Without the images, write out the whole listing exactly.

### Dataset items
** start **

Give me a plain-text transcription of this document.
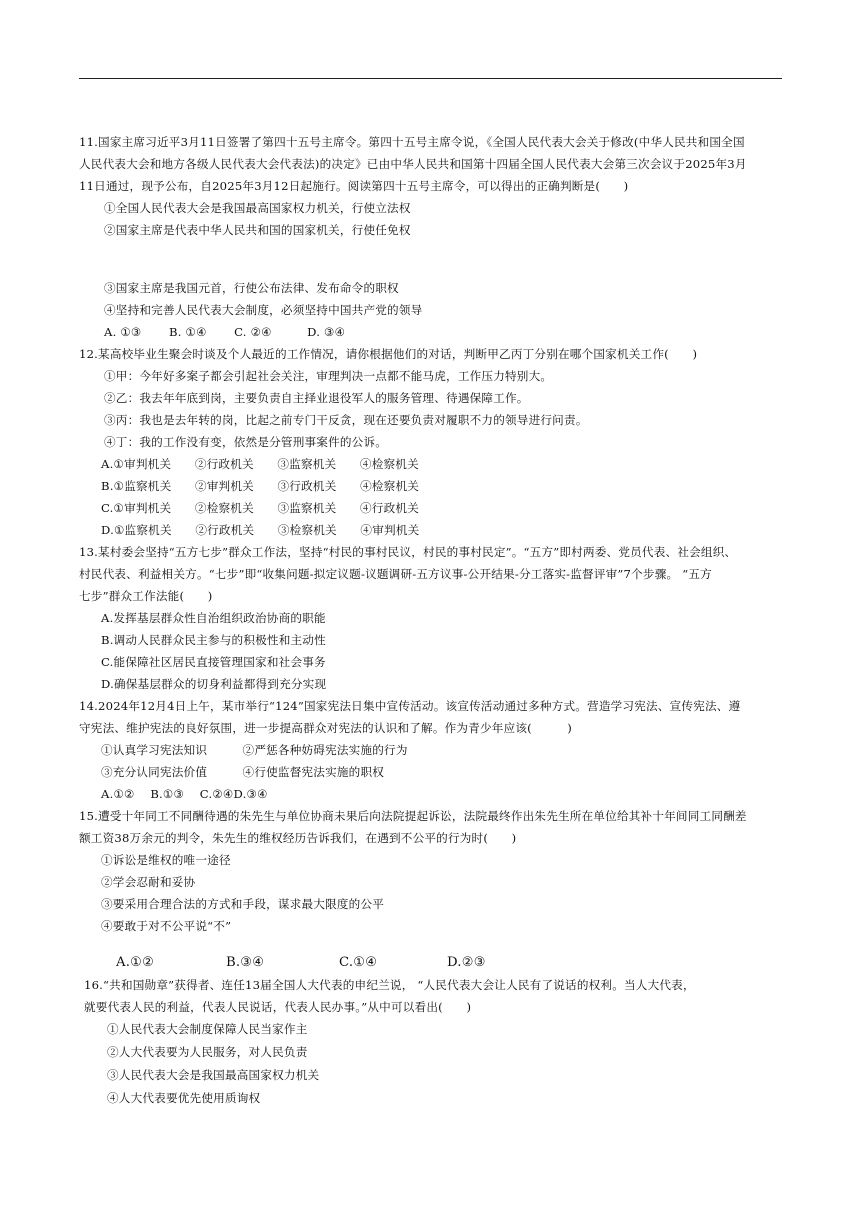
11.国家主席习近平3月11日签署了第四十五号主席令。第四十五号主席令说，《全国人民代表大会关于修改(中华人民共和国全国
人民代表大会和地方各级人民代表大会代表法)的决定》已由中华人民共和国第十四届全国人民代表大会第三次会议于2025年3月
11日通过，现予公布，自2025年3月12日起施行。阅读第四十五号主席令，可以得出的正确判断是(　　)
①全国人民代表大会是我国最高国家权力机关，行使立法权
②国家主席是代表中华人民共和国的国家机关，行使任免权
③国家主席是我国元首，行使公布法律、发布命令的职权
④坚持和完善人民代表大会制度，必须坚持中国共产党的领导
A. ①③　　 B. ①④　　 C. ②④　　　D. ③④
12.某高校毕业生聚会时谈及个人最近的工作情况，请你根据他们的对话，判断甲乙丙丁分别在哪个国家机关工作(　　)
①甲：今年好多案子都会引起社会关注，审理判决一点都不能马虎，工作压力特别大。
②乙：我去年年底到岗，主要负责自主择业退役军人的服务管理、待遇保障工作。
③丙：我也是去年转的岗，比起之前专门干反贪，现在还要负责对履职不力的领导进行问责。
④丁：我的工作没有变，依然是分管刑事案件的公诉。
A.①审判机关　　②行政机关　　③监察机关　　④检察机关
B.①监察机关　　②审判机关　　③行政机关　　④检察机关
C.①审判机关　　②检察机关　　③监察机关　　④行政机关
D.①监察机关　　②行政机关　　③检察机关　　④审判机关
13.某村委会坚持“五方七步”群众工作法，坚持“村民的事村民议，村民的事村民定”。“五方”即村两委、党员代表、社会组织、
村民代表、利益相关方。“七步”即“收集问题-拟定议题-议题调研-五方议事-公开结果-分工落实-监督评审”7个步骤。 “五方
七步”群众工作法能(　　)
A.发挥基层群众性自治组织政治协商的职能
B.调动人民群众民主参与的积极性和主动性
C.能保障社区居民直接管理国家和社会事务
D.确保基层群众的切身利益都得到充分实现
14.2024年12月4日上午，某市举行“124”国家宪法日集中宣传活动。该宣传活动通过多种方式。营造学习宪法、宣传宪法、遵
守宪法、维护宪法的良好氛围，进一步提高群众对宪法的认识和了解。作为青少年应该(　　　)
①认真学习宪法知识　　　②严惩各种妨碍宪法实施的行为
③充分认同宪法价值　　　④行使监督宪法实施的职权
A.①②　 B.①③　 C.②④D.③④
15.遭受十年同工不同酬待遇的朱先生与单位协商未果后向法院提起诉讼，法院最终作出朱先生所在单位给其补十年间同工同酬差
额工资38万余元的判令，朱先生的维权经历告诉我们，在遇到不公平的行为时(　　)
①诉讼是维权的唯一途径
②学会忍耐和妥协
③要采用合理合法的方式和手段，谋求最大限度的公平
④要敢于对不公平说“不”
A.①②	B.③④	C.①④	D.②③
16.“共和国勋章”获得者、连任13届全国人大代表的申纪兰说， “人民代表大会让人民有了说话的权利。当人大代表，
就要代表人民的利益，代表人民说话，代表人民办事。”从中可以看出(　　)
①人民代表大会制度保障人民当家作主
②人大代表要为人民服务，对人民负责
③人民代表大会是我国最高国家权力机关
④人大代表要优先使用质询权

** end **

### Written reply
Give me a plain-text transcription of this document.
11.国家主席习近平3月11日签署了第四十五号主席令。第四十五号主席令说，《全国人民代表大会关于修改(中华人民共和国全国
人民代表大会和地方各级人民代表大会代表法)的决定》已由中华人民共和国第十四届全国人民代表大会第三次会议于2025年3月
11日通过，现予公布，自2025年3月12日起施行。阅读第四十五号主席令，可以得出的正确判断是(　　)
①全国人民代表大会是我国最高国家权力机关，行使立法权
②国家主席是代表中华人民共和国的国家机关，行使任免权
③国家主席是我国元首，行使公布法律、发布命令的职权
④坚持和完善人民代表大会制度，必须坚持中国共产党的领导
A. ①③　　 B. ①④　　 C. ②④　　　D. ③④
12.某高校毕业生聚会时谈及个人最近的工作情况，请你根据他们的对话，判断甲乙丙丁分别在哪个国家机关工作(　　)
①甲：今年好多案子都会引起社会关注，审理判决一点都不能马虎，工作压力特别大。
②乙：我去年年底到岗，主要负责自主择业退役军人的服务管理、待遇保障工作。
③丙：我也是去年转的岗，比起之前专门干反贪，现在还要负责对履职不力的领导进行问责。
④丁：我的工作没有变，依然是分管刑事案件的公诉。
A.①审判机关　　②行政机关　　③监察机关　　④检察机关
B.①监察机关　　②审判机关　　③行政机关　　④检察机关
C.①审判机关　　②检察机关　　③监察机关　　④行政机关
D.①监察机关　　②行政机关　　③检察机关　　④审判机关
13.某村委会坚持“五方七步”群众工作法，坚持“村民的事村民议，村民的事村民定”。“五方”即村两委、党员代表、社会组织、
村民代表、利益相关方。“七步”即“收集问题-拟定议题-议题调研-五方议事-公开结果-分工落实-监督评审”7个步骤。 “五方
七步”群众工作法能(　　)
A.发挥基层群众性自治组织政治协商的职能
B.调动人民群众民主参与的积极性和主动性
C.能保障社区居民直接管理国家和社会事务
D.确保基层群众的切身利益都得到充分实现
14.2024年12月4日上午，某市举行“124”国家宪法日集中宣传活动。该宣传活动通过多种方式。营造学习宪法、宣传宪法、遵
守宪法、维护宪法的良好氛围，进一步提高群众对宪法的认识和了解。作为青少年应该(　　　)
①认真学习宪法知识　　　②严惩各种妨碍宪法实施的行为
③充分认同宪法价值　　　④行使监督宪法实施的职权
A.①②　 B.①③　 C.②④D.③④
15.遭受十年同工不同酬待遇的朱先生与单位协商未果后向法院提起诉讼，法院最终作出朱先生所在单位给其补十年间同工同酬差
额工资38万余元的判令，朱先生的维权经历告诉我们，在遇到不公平的行为时(　　)
①诉讼是维权的唯一途径
②学会忍耐和妥协
③要采用合理合法的方式和手段，谋求最大限度的公平
④要敢于对不公平说“不”
A.①②	B.③④	C.①④	D.②③
16.“共和国勋章”获得者、连任13届全国人大代表的申纪兰说， “人民代表大会让人民有了说话的权利。当人大代表，
就要代表人民的利益，代表人民说话，代表人民办事。”从中可以看出(　　)
①人民代表大会制度保障人民当家作主
②人大代表要为人民服务，对人民负责
③人民代表大会是我国最高国家权力机关
④人大代表要优先使用质询权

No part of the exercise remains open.